* BEGIN SUPPLIED MATERIAL *

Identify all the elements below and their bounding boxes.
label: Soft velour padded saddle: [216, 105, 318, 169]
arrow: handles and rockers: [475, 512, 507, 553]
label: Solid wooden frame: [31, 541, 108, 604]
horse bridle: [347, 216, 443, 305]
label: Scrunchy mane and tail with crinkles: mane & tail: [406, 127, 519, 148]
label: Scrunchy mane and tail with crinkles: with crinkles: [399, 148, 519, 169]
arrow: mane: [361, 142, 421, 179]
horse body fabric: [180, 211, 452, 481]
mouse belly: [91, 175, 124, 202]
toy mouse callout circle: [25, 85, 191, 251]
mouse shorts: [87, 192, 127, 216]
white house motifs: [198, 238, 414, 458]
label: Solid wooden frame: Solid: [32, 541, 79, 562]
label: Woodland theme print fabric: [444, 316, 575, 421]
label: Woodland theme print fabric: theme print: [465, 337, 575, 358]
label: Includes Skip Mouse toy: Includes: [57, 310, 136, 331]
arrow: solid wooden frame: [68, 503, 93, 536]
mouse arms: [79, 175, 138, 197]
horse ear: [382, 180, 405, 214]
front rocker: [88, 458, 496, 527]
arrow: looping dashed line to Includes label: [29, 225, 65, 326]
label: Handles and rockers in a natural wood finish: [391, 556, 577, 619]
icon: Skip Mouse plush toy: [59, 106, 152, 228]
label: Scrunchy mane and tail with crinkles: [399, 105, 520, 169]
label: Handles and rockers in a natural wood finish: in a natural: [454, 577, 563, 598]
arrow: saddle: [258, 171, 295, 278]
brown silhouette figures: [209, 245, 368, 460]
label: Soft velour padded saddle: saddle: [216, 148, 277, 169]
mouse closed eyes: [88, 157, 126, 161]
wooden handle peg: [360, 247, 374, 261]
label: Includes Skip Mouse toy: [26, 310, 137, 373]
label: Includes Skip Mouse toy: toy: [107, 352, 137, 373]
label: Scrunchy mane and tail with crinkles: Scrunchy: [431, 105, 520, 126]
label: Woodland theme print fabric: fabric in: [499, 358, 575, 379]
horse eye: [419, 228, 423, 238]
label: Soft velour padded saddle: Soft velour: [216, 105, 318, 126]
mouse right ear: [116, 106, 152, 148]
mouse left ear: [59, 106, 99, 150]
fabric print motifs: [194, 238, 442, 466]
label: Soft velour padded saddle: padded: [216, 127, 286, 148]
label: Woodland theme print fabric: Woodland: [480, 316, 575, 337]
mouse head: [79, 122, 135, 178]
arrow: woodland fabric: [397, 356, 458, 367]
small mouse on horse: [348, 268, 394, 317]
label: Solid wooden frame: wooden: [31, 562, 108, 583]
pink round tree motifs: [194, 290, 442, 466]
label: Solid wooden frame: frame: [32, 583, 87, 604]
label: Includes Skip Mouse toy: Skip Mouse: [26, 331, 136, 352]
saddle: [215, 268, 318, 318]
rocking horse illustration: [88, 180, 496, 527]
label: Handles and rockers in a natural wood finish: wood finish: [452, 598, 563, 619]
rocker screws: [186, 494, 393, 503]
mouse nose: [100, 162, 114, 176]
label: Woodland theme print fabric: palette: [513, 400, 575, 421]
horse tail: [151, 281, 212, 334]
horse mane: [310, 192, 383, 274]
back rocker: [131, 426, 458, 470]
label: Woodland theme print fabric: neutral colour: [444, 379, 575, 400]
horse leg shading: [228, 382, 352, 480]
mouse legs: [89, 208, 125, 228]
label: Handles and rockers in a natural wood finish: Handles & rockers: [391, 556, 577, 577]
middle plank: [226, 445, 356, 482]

* END SUPPLIED MATERIAL *
* BEGIN SUPPLIED MATERIAL *

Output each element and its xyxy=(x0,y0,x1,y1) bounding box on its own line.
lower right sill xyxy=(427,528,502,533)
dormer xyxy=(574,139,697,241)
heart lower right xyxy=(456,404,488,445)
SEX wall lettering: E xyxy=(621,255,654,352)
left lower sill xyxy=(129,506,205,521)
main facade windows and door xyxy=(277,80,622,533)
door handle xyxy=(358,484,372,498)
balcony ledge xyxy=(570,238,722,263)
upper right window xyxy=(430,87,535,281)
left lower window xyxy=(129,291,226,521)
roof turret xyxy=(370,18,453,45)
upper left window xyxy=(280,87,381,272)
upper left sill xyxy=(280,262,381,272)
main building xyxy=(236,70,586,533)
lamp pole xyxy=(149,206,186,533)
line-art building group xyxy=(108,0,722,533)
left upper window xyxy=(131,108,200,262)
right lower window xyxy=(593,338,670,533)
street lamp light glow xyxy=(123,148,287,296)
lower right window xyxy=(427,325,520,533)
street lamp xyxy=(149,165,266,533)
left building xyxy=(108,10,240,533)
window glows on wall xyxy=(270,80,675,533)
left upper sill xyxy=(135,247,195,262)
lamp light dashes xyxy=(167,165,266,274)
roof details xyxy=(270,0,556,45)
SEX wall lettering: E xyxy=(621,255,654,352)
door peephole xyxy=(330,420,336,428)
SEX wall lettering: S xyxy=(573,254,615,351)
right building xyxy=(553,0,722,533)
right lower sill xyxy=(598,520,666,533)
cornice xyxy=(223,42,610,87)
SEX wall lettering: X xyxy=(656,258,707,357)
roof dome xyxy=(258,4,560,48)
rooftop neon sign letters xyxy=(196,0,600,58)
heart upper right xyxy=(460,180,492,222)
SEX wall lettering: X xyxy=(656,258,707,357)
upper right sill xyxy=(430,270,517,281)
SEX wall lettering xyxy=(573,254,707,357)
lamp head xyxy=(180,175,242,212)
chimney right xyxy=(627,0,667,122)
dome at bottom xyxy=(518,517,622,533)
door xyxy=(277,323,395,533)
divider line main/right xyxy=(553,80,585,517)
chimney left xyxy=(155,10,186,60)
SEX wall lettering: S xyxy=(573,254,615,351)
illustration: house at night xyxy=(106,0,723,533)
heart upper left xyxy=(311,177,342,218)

* END SUPPLIED MATERIAL *
* BEGIN SUPPLIED MATERIAL *

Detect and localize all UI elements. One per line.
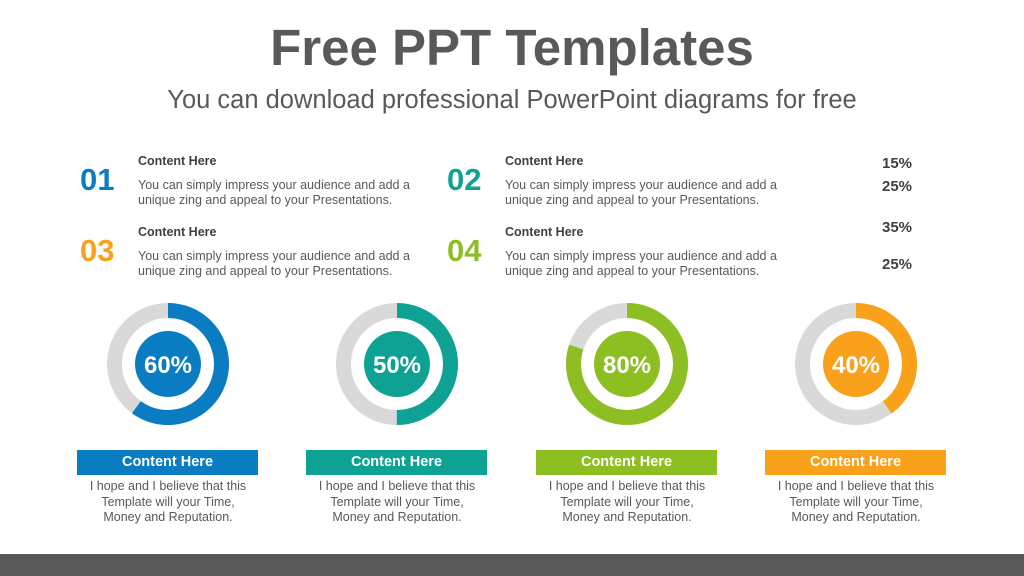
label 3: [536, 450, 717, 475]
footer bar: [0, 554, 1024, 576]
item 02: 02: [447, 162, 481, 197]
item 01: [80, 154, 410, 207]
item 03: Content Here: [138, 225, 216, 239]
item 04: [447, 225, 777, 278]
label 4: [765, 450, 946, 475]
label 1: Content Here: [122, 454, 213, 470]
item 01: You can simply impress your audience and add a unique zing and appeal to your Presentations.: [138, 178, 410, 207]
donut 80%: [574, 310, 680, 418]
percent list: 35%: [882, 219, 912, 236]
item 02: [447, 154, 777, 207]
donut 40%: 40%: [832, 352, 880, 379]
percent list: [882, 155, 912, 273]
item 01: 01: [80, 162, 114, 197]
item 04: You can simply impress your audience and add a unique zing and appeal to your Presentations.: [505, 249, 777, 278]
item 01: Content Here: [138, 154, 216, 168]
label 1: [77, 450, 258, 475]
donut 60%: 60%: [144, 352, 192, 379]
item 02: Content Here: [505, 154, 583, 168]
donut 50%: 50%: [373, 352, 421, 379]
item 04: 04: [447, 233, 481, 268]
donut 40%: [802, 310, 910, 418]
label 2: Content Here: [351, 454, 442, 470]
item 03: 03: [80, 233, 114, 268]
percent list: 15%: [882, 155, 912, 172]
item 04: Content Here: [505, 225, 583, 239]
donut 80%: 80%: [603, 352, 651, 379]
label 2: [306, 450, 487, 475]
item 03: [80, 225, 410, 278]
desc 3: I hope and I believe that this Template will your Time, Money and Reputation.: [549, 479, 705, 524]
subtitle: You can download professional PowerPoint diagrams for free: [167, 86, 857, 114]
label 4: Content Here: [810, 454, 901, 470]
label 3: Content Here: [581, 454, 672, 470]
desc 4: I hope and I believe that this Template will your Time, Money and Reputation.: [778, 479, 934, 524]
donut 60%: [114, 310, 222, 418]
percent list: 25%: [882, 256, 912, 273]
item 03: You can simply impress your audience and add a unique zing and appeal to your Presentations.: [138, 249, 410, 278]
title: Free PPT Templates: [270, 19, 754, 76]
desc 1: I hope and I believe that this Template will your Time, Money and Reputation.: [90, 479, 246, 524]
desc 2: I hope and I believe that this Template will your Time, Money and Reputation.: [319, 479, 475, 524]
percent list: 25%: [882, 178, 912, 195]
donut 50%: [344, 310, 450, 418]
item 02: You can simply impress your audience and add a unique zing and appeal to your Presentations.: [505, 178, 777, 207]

* END SUPPLIED MATERIAL *

AIM OF THE EXERCISE: Duplicate the lines of the records above from the line with "label 3: [536, 450, 717, 475]" to the line with "donut 80%: 80%: [603, 352, 651, 379]", keeping both of those lines.

ANSWER TO THE PROBLEM:
label 3: [536, 450, 717, 475]
footer bar: [0, 554, 1024, 576]
item 02: 02: [447, 162, 481, 197]
item 01: [80, 154, 410, 207]
item 03: Content Here: [138, 225, 216, 239]
item 04: [447, 225, 777, 278]
label 4: [765, 450, 946, 475]
label 1: Content Here: [122, 454, 213, 470]
item 01: You can simply impress your audience and add a unique zing and appeal to your Presentations.: [138, 178, 410, 207]
donut 80%: [574, 310, 680, 418]
percent list: 35%: [882, 219, 912, 236]
item 02: [447, 154, 777, 207]
donut 40%: 40%: [832, 352, 880, 379]
percent list: [882, 155, 912, 273]
item 01: 01: [80, 162, 114, 197]
item 04: You can simply impress your audience and add a unique zing and appeal to your Presentations.: [505, 249, 777, 278]
item 01: Content Here: [138, 154, 216, 168]
label 1: [77, 450, 258, 475]
donut 60%: 60%: [144, 352, 192, 379]
item 02: Content Here: [505, 154, 583, 168]
donut 50%: 50%: [373, 352, 421, 379]
item 04: 04: [447, 233, 481, 268]
donut 40%: [802, 310, 910, 418]
label 2: Content Here: [351, 454, 442, 470]
item 03: 03: [80, 233, 114, 268]
percent list: 15%: [882, 155, 912, 172]
item 04: Content Here: [505, 225, 583, 239]
donut 80%: 80%: [603, 352, 651, 379]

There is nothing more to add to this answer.